- [DIRECTIONS FOR THIS TASK]: Separate out the lines that hold "ячейки".

- [RECORDED INFORMATION]:
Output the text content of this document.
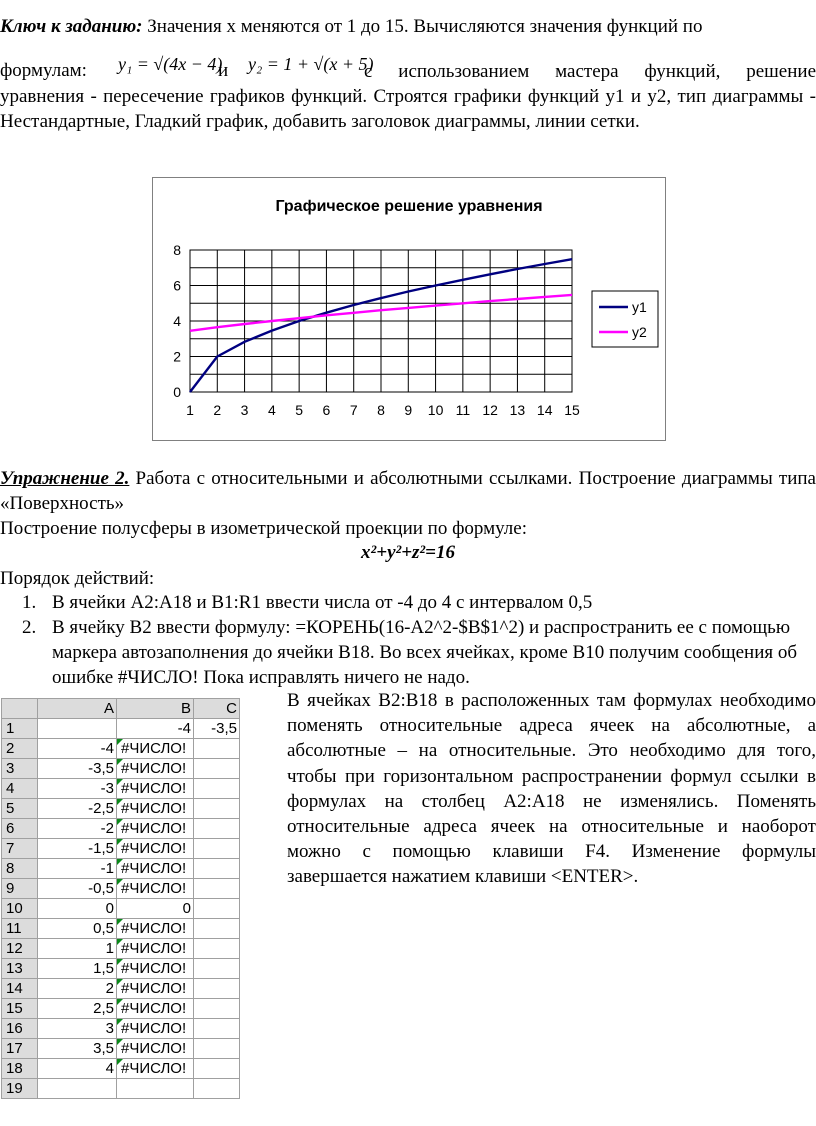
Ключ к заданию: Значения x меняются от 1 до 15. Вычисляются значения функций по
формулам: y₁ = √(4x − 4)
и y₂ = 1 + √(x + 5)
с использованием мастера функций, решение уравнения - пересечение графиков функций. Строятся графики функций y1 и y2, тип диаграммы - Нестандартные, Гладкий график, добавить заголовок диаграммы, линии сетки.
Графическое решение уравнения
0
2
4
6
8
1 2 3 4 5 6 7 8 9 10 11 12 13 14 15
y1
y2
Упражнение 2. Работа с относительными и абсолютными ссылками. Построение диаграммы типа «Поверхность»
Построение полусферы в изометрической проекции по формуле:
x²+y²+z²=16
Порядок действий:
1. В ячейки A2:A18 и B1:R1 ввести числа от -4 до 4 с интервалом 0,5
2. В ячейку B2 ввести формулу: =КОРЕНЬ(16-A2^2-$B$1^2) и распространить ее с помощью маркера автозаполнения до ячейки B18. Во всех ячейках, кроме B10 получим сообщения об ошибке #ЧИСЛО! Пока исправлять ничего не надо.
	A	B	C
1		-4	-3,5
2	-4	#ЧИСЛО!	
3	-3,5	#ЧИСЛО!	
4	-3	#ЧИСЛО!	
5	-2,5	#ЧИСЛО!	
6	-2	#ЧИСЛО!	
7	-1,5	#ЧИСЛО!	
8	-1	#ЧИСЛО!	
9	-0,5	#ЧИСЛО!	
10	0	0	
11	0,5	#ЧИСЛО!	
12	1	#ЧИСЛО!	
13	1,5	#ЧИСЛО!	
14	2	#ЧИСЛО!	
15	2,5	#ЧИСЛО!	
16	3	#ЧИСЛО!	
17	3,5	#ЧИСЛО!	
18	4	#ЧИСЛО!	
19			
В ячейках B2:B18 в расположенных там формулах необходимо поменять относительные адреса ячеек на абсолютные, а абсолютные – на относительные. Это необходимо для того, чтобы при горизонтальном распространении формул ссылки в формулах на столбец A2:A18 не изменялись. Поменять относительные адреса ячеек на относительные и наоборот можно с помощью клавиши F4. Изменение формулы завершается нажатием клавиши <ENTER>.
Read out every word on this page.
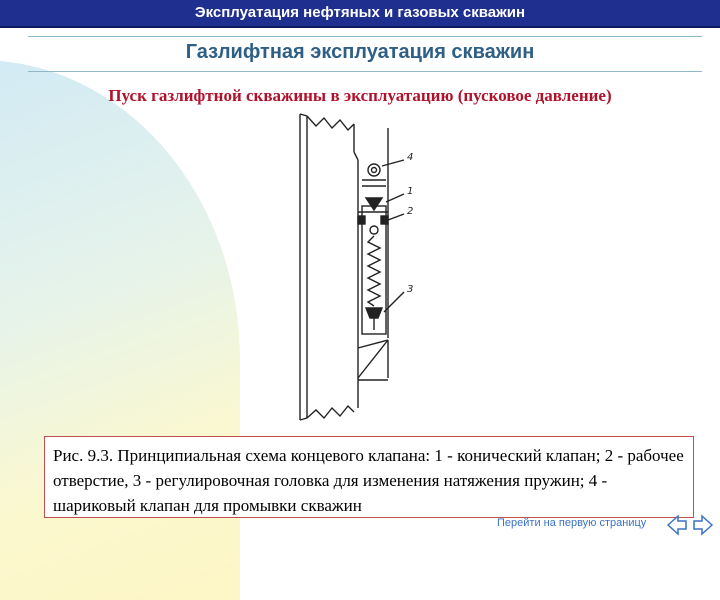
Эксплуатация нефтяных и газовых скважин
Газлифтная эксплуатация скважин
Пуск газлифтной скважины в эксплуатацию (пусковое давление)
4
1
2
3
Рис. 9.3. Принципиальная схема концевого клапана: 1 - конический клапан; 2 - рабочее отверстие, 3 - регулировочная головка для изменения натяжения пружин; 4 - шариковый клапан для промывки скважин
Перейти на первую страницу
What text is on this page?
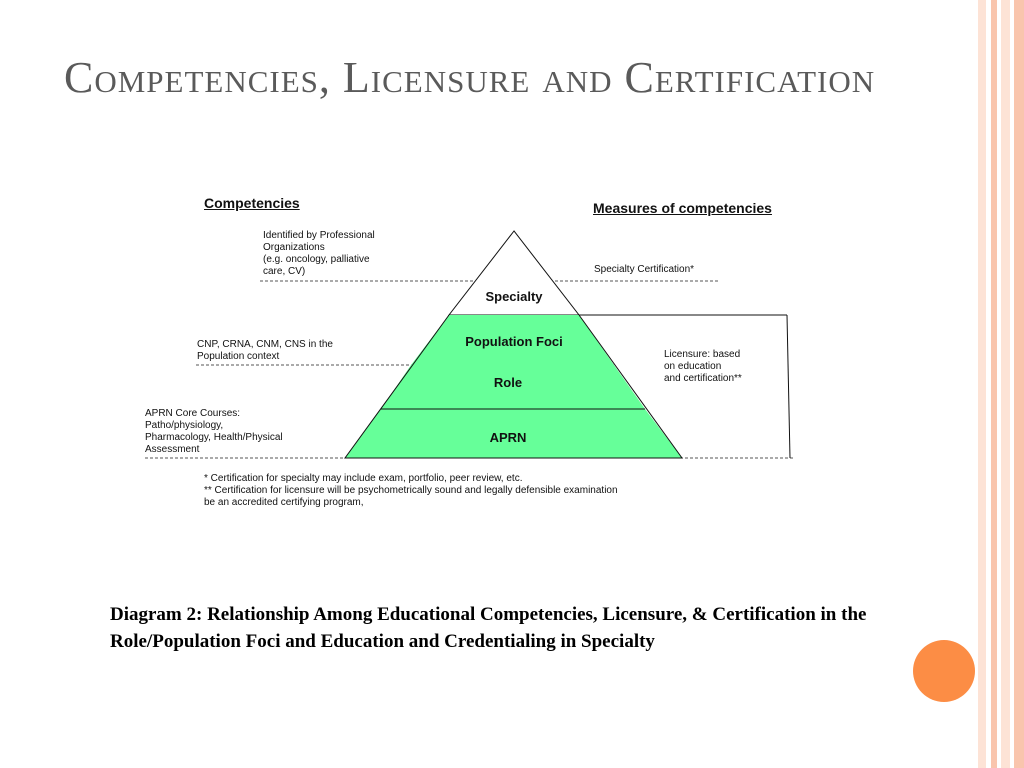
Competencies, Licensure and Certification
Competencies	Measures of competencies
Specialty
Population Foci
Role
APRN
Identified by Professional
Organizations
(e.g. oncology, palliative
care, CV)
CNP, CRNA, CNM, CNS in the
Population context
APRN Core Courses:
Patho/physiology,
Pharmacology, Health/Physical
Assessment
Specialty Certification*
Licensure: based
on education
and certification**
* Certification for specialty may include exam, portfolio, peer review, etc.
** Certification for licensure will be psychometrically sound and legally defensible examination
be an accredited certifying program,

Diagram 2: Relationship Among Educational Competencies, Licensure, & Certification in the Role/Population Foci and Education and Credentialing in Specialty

- [RESPONSE TO THE TASK]:
1. В ячейки A2:A18 и B1:R1 ввести числа от -4 до 4 с интервалом 0,5
2. В ячейку B2 ввести формулу: =КОРЕНЬ(16-A2^2-$B$1^2) и распространить ее с помощью маркера автозаполнения до ячейки B18. Во всех ячейках, кроме B10 получим сообщения об ошибке #ЧИСЛО! Пока исправлять ничего не надо.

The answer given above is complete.